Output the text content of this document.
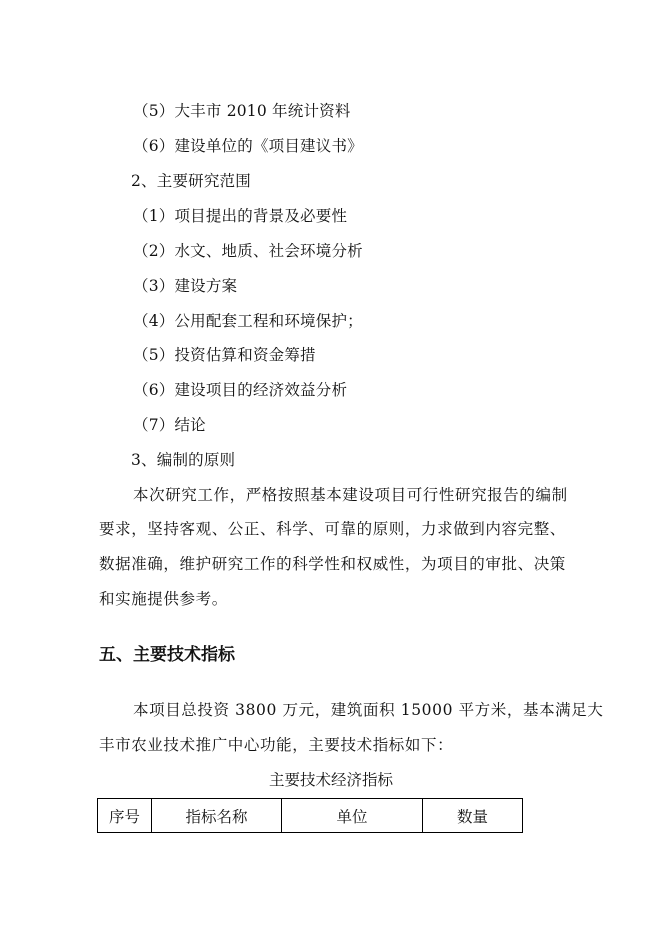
（5）大丰市 2010 年统计资料
（6）建设单位的《项目建议书》
2、主要研究范围
（1）项目提出的背景及必要性
（2）水文、地质、社会环境分析
（3）建设方案
（4）公用配套工程和环境保护；
（5）投资估算和资金筹措
（6）建设项目的经济效益分析
（7）结论
3、编制的原则
本次研究工作，严格按照基本建设项目可行性研究报告的编制
要求，坚持客观、公正、科学、可靠的原则，力求做到内容完整、
数据准确，维护研究工作的科学性和权威性，为项目的审批、决策
和实施提供参考。
五、主要技术指标
本项目总投资 3800 万元，建筑面积 15000 平方米，基本满足大
丰市农业技术推广中心功能，主要技术指标如下：
主要技术经济指标
序号	指标名称	单位	数量
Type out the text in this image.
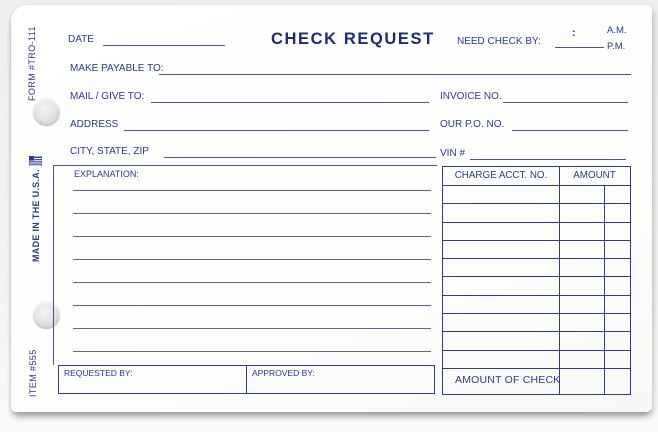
FORM #TRO-111
MADE IN THE U.S.A.
ITEM #555
DATE	CHECK REQUEST NEED CHECK BY:
:	A.M.
P.M.
MAKE PAYABLE TO:
MAIL / GIVE TO:	INVOICE NO.
ADDRESS	OUR P.O. NO.
CITY, STATE, ZIP	VIN #
EXPLANATION:
REQUESTED BY:	APPROVED BY:
CHARGE ACCT. NO.	AMOUNT
AMOUNT OF CHECK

-*-*-

- STATED GOAL: Reproduce every line of the material precisely, omitting its pictures.

- FULL ANSWER:
Output the text content of this document.
（5）大丰市 2010 年统计资料
（6）建设单位的《项目建议书》
2、主要研究范围
（1）项目提出的背景及必要性
（2）水文、地质、社会环境分析
（3）建设方案
（4）公用配套工程和环境保护；
（5）投资估算和资金筹措
（6）建设项目的经济效益分析
（7）结论
3、编制的原则
本次研究工作，严格按照基本建设项目可行性研究报告的编制
要求，坚持客观、公正、科学、可靠的原则，力求做到内容完整、
数据准确，维护研究工作的科学性和权威性，为项目的审批、决策
和实施提供参考。
五、主要技术指标
本项目总投资 3800 万元，建筑面积 15000 平方米，基本满足大
丰市农业技术推广中心功能，主要技术指标如下：
主要技术经济指标
序号	指标名称	单位	数量
Type out the text in this image.
FORM #TRO-111
MADE IN THE U.S.A.
ITEM #555
DATE	CHECK REQUEST NEED CHECK BY:
:	A.M.
P.M.
MAKE PAYABLE TO:
MAIL / GIVE TO:	INVOICE NO.
ADDRESS	OUR P.O. NO.
CITY, STATE, ZIP	VIN #
EXPLANATION:
REQUESTED BY:	APPROVED BY:
CHARGE ACCT. NO.	AMOUNT
AMOUNT OF CHECK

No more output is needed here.